Quote each record exactly, please, leaving none out.

Data entries:
· · · · ·

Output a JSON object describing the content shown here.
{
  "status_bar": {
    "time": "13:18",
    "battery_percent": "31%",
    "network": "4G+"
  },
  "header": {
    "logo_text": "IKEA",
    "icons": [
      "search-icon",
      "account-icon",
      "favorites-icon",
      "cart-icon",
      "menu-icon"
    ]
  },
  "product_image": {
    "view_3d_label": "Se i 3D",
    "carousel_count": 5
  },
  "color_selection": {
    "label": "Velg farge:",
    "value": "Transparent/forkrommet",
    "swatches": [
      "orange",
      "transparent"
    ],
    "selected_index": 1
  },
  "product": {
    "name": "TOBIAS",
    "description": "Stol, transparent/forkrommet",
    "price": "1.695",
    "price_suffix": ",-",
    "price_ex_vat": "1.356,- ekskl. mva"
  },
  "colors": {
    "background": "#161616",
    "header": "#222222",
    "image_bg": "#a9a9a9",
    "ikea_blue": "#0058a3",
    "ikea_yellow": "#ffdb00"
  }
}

· · · · ·

Result of this task:
Output a JSON object describing the content shown here.
{
  "status_bar": {
    "time": "13:18",
    "battery_percent": "31%",
    "network": "4G+"
  },
  "header": {
    "logo_text": "IKEA",
    "icons": [
      "search-icon",
      "account-icon",
      "favorites-icon",
      "cart-icon",
      "menu-icon"
    ]
  },
  "product_image": {
    "view_3d_label": "Se i 3D",
    "carousel_count": 5
  },
  "color_selection": {
    "label": "Velg farge:",
    "value": "Transparent/forkrommet",
    "swatches": [
      "orange",
      "transparent"
    ],
    "selected_index": 1
  },
  "product": {
    "name": "TOBIAS",
    "description": "Stol, transparent/forkrommet",
    "price": "1.695",
    "price_suffix": ",-",
    "price_ex_vat": "1.356,- ekskl. mva"
  },
  "colors": {
    "background": "#161616",
    "header": "#222222",
    "image_bg": "#a9a9a9",
    "ikea_blue": "#0058a3",
    "ikea_yellow": "#ffdb00"
  }
}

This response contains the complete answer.